PROBLEM:
Only the number is wanted: count the lines that include the word "Using".

Records from a dataset:

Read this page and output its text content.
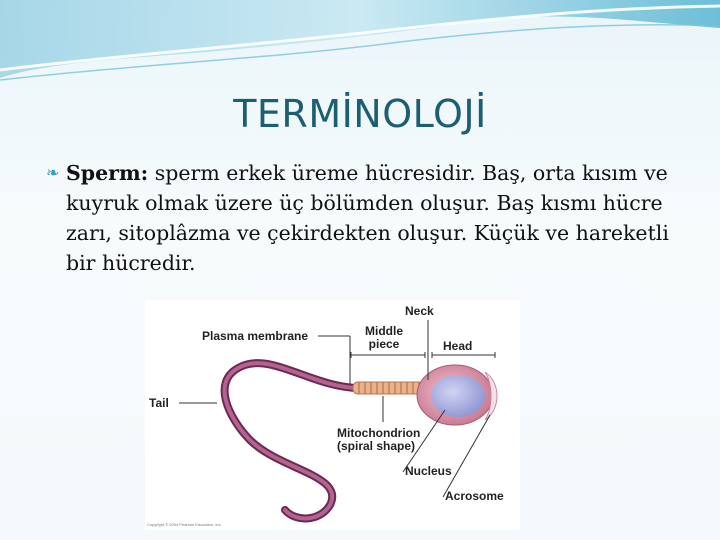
TERMİNOLOJİ
❧ Sperm: sperm erkek üreme hücresidir. Baş, orta kısım ve kuyruk olmak üzere üç bölümden oluşur. Baş kısmı hücre zarı, sitoplâzma ve çekirdekten oluşur. Küçük ve hareketli bir hücredir.
Neck
Plasma membrane	Middle
piece	Head
Tail
Mitochondrion
(spiral shape)
Nucleus
Acrosome
Copyright © 2004 Pearson Education, Inc.
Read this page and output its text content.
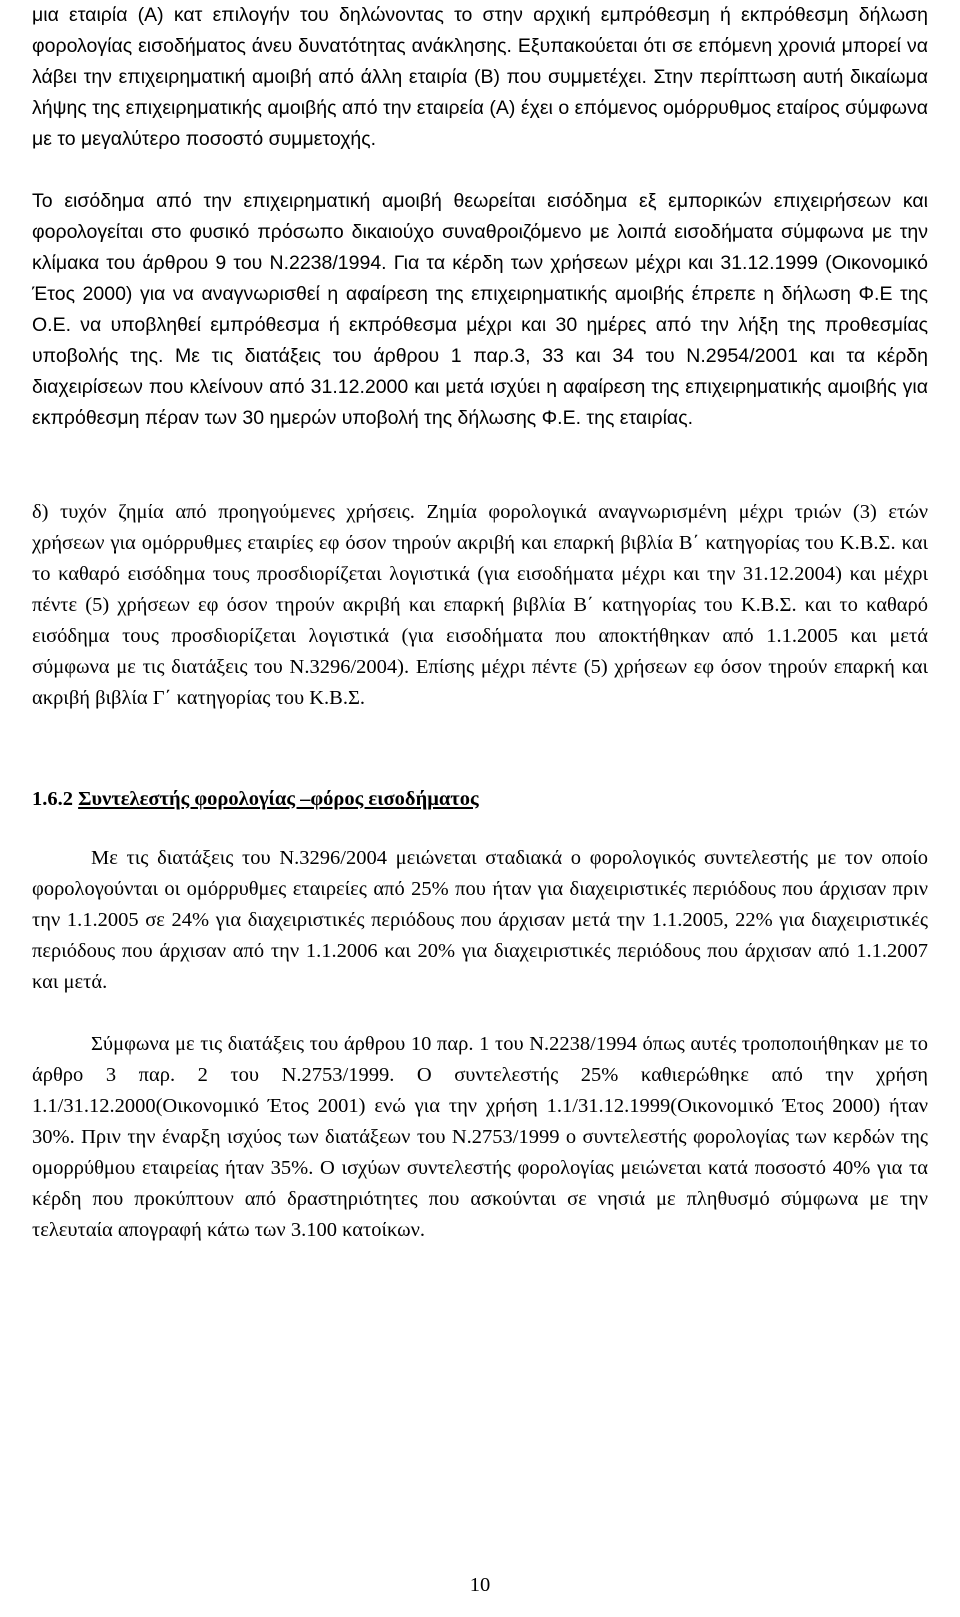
μια εταιρία (Α) κατ επιλογήν του δηλώνοντας το στην αρχική εμπρόθεσμη ή εκπρόθεσμη δήλωση φορολογίας εισοδήματος άνευ δυνατότητας ανάκλησης. Εξυπακούεται ότι σε επόμενη χρονιά μπορεί να λάβει την επιχειρηματική αμοιβή από άλλη εταιρία (Β) που συμμετέχει. Στην περίπτωση αυτή δικαίωμα λήψης της επιχειρηματικής αμοιβής από την εταιρεία (Α) έχει ο επόμενος ομόρρυθμος εταίρος σύμφωνα με το μεγαλύτερο ποσοστό συμμετοχής.

Το εισόδημα από την επιχειρηματική αμοιβή θεωρείται εισόδημα εξ εμπορικών επιχειρήσεων και φορολογείται στο φυσικό πρόσωπο δικαιούχο συναθροιζόμενο με λοιπά εισοδήματα σύμφωνα με την κλίμακα του άρθρου 9 του Ν.2238/1994. Για τα κέρδη των χρήσεων μέχρι και 31.12.1999 (Οικονομικό Έτος 2000) για να αναγνωρισθεί η αφαίρεση της επιχειρηματικής αμοιβής έπρεπε η δήλωση Φ.Ε της Ο.Ε. να υποβληθεί εμπρόθεσμα ή εκπρόθεσμα μέχρι και 30 ημέρες από την λήξη της προθεσμίας υποβολής της. Με τις διατάξεις του άρθρου 1 παρ.3, 33 και 34 του Ν.2954/2001 και τα κέρδη διαχειρίσεων που κλείνουν από 31.12.2000 και μετά ισχύει η αφαίρεση της επιχειρηματικής αμοιβής για εκπρόθεσμη πέραν των 30 ημερών υποβολή της δήλωσης Φ.Ε. της εταιρίας.

δ) τυχόν ζημία από προηγούμενες χρήσεις. Ζημία φορολογικά αναγνωρισμένη μέχρι τριών (3) ετών χρήσεων για ομόρρυθμες εταιρίες εφ όσον τηρούν ακριβή και επαρκή βιβλία Β΄ κατηγορίας του Κ.Β.Σ. και το καθαρό εισόδημα τους προσδιορίζεται λογιστικά (για εισοδήματα μέχρι και την 31.12.2004) και μέχρι πέντε (5) χρήσεων εφ όσον τηρούν ακριβή και επαρκή βιβλία Β΄ κατηγορίας του Κ.Β.Σ. και το καθαρό εισόδημα τους προσδιορίζεται λογιστικά (για εισοδήματα που αποκτήθηκαν από 1.1.2005 και μετά σύμφωνα με τις διατάξεις του Ν.3296/2004). Επίσης μέχρι πέντε (5) χρήσεων εφ όσον τηρούν επαρκή και ακριβή βιβλία Γ΄ κατηγορίας του Κ.Β.Σ.

1.6.2 Συντελεστής φορολογίας –φόρος εισοδήματος

Με τις διατάξεις του Ν.3296/2004 μειώνεται σταδιακά ο φορολογικός συντελεστής με τον οποίο φορολογούνται οι ομόρρυθμες εταιρείες από 25% που ήταν για διαχειριστικές περιόδους που άρχισαν πριν την 1.1.2005 σε 24% για διαχειριστικές περιόδους που άρχισαν μετά την 1.1.2005, 22% για διαχειριστικές περιόδους που άρχισαν από την 1.1.2006 και 20% για διαχειριστικές περιόδους που άρχισαν από 1.1.2007 και μετά.

Σύμφωνα με τις διατάξεις του άρθρου 10 παρ. 1 του Ν.2238/1994 όπως αυτές τροποποιήθηκαν με το άρθρο 3 παρ. 2 του Ν.2753/1999. Ο συντελεστής 25% καθιερώθηκε από την χρήση 1.1/31.12.2000(Οικονομικό Έτος 2001) ενώ για την χρήση 1.1/31.12.1999(Οικονομικό Έτος 2000) ήταν 30%. Πριν την έναρξη ισχύος των διατάξεων του Ν.2753/1999 ο συντελεστής φορολογίας των κερδών της ομορρύθμου εταιρείας ήταν 35%. Ο ισχύων συντελεστής φορολογίας μειώνεται κατά ποσοστό 40% για τα κέρδη που προκύπτουν από δραστηριότητες που ασκούνται σε νησιά με πληθυσμό σύμφωνα με την τελευταία απογραφή κάτω των 3.100 κατοίκων.

10
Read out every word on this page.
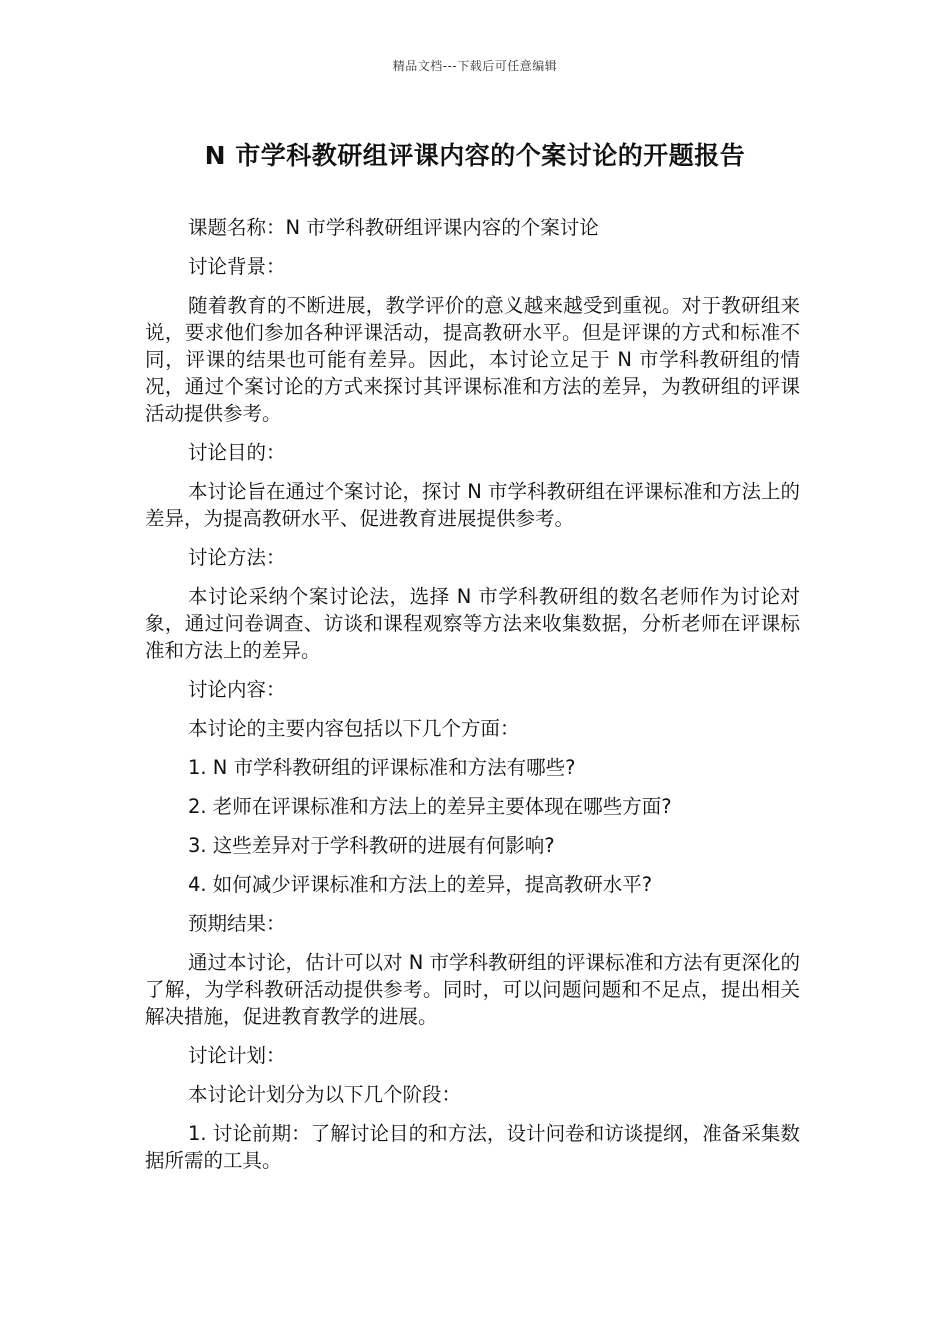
精品文档---下载后可任意编辑
N 市学科教研组评课内容的个案讨论的开题报告

课题名称：N 市学科教研组评课内容的个案讨论

讨论背景：

随着教育的不断进展，教学评价的意义越来越受到重视。对于教研组来说，要求他们参加各种评课活动，提高教研水平。但是评课的方式和标准不同，评课的结果也可能有差异。因此，本讨论立足于 N 市学科教研组的情况，通过个案讨论的方式来探讨其评课标准和方法的差异，为教研组的评课活动提供参考。

讨论目的：

本讨论旨在通过个案讨论，探讨 N 市学科教研组在评课标准和方法上的差异，为提高教研水平、促进教育进展提供参考。

讨论方法：

本讨论采纳个案讨论法，选择 N 市学科教研组的数名老师作为讨论对象，通过问卷调查、访谈和课程观察等方法来收集数据，分析老师在评课标准和方法上的差异。

讨论内容：

本讨论的主要内容包括以下几个方面：

1. N 市学科教研组的评课标准和方法有哪些?

2. 老师在评课标准和方法上的差异主要体现在哪些方面?

3. 这些差异对于学科教研的进展有何影响?

4. 如何减少评课标准和方法上的差异，提高教研水平?

预期结果：

通过本讨论，估计可以对 N 市学科教研组的评课标准和方法有更深化的了解，为学科教研活动提供参考。同时，可以问题问题和不足点，提出相关解决措施，促进教育教学的进展。

讨论计划：

本讨论计划分为以下几个阶段：

1. 讨论前期：了解讨论目的和方法，设计问卷和访谈提纲，准备采集数据所需的工具。
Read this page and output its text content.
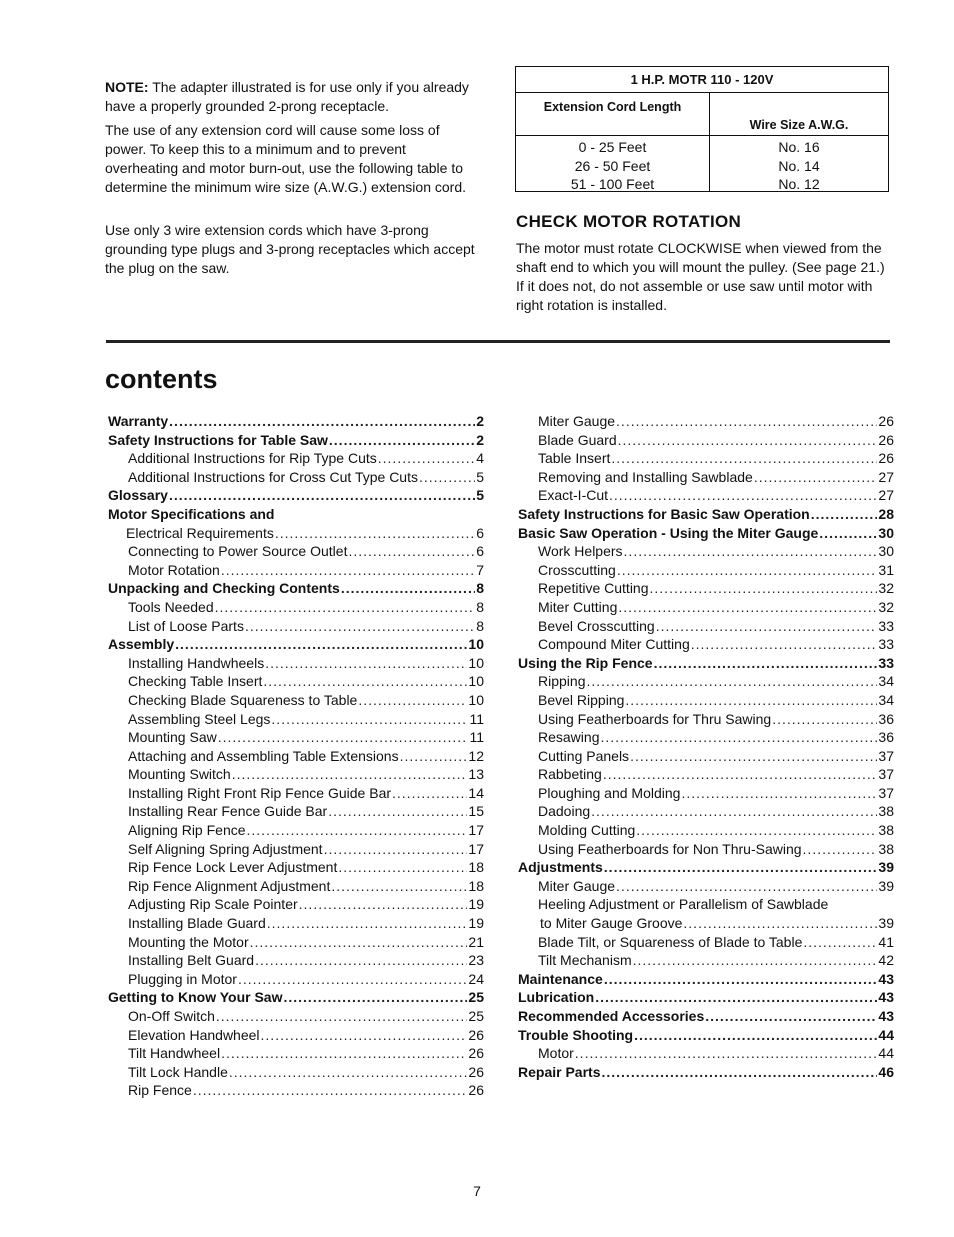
NOTE: The adapter illustrated is for use only if you already have a properly grounded 2-prong receptacle.
The use of any extension cord will cause some loss of power. To keep this to a minimum and to prevent overheating and motor burn-out, use the following table to determine the minimum wire size (A.W.G.) extension cord.
Use only 3 wire extension cords which have 3-prong grounding type plugs and 3-prong receptacles which accept the plug on the saw.
1 H.P. MOTR 110 - 120V
Extension Cord Length
Wire Size A.W.G.
0 - 25 Feet	No. 16
26 - 50 Feet	No. 14
51 - 100 Feet	No. 12
CHECK MOTOR ROTATION
The motor must rotate CLOCKWISE when viewed from the shaft end to which you will mount the pulley. (See page 21.) If it does not, do not assemble or use saw until motor with right rotation is installed.
contents
Warranty .....	2
Safety Instructions for Table Saw .....	2
Additional Instructions for Rip Type Cuts .....	4
Additional Instructions for Cross Cut Type Cuts .....	5
Glossary .....	5
Motor Specifications and
Electrical Requirements .....	6
Connecting to Power Source Outlet .....	6
Motor Rotation .....	7
Unpacking and Checking Contents .....	8
Tools Needed .....	8
List of Loose Parts .....	8
Assembly .....	10
Installing Handwheels .....	10
Checking Table Insert .....	10
Checking Blade Squareness to Table .....	10
Assembling Steel Legs .....	11
Mounting Saw .....	11
Attaching and Assembling Table Extensions .....	12
Mounting Switch .....	13
Installing Right Front Rip Fence Guide Bar .....	14
Installing Rear Fence Guide Bar .....	15
Aligning Rip Fence .....	17
Self Aligning Spring Adjustment .....	17
Rip Fence Lock Lever Adjustment .....	18
Rip Fence Alignment Adjustment .....	18
Adjusting Rip Scale Pointer .....	19
Installing Blade Guard .....	19
Mounting the Motor .....	21
Installing Belt Guard .....	23
Plugging in Motor .....	24
Getting to Know Your Saw .....	25
On-Off Switch .....	25
Elevation Handwheel .....	26
Tilt Handwheel .....	26
Tilt Lock Handle .....	26
Rip Fence .....	26
Miter Gauge .....	26
Blade Guard .....	26
Table Insert .....	26
Removing and Installing Sawblade .....	27
Exact-I-Cut .....	27
Safety Instructions for Basic Saw Operation .....	28
Basic Saw Operation - Using the Miter Gauge .....	30
Work Helpers .....	30
Crosscutting .....	31
Repetitive Cutting .....	32
Miter Cutting .....	32
Bevel Crosscutting .....	33
Compound Miter Cutting .....	33
Using the Rip Fence .....	33
Ripping .....	34
Bevel Ripping .....	34
Using Featherboards for Thru Sawing .....	36
Resawing .....	36
Cutting Panels .....	37
Rabbeting .....	37
Ploughing and Molding .....	37
Dadoing .....	38
Molding Cutting .....	38
Using Featherboards for Non Thru-Sawing .....	38
Adjustments .....	39
Miter Gauge .....	39
Heeling Adjustment or Parallelism of Sawblade
to Miter Gauge Groove .....	39
Blade Tilt, or Squareness of Blade to Table .....	41
Tilt Mechanism .....	42
Maintenance .....	43
Lubrication .....	43
Recommended Accessories .....	43
Trouble Shooting .....	44
Motor .....	44
Repair Parts .....	46
7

ANSWER FOR THE TASK:
4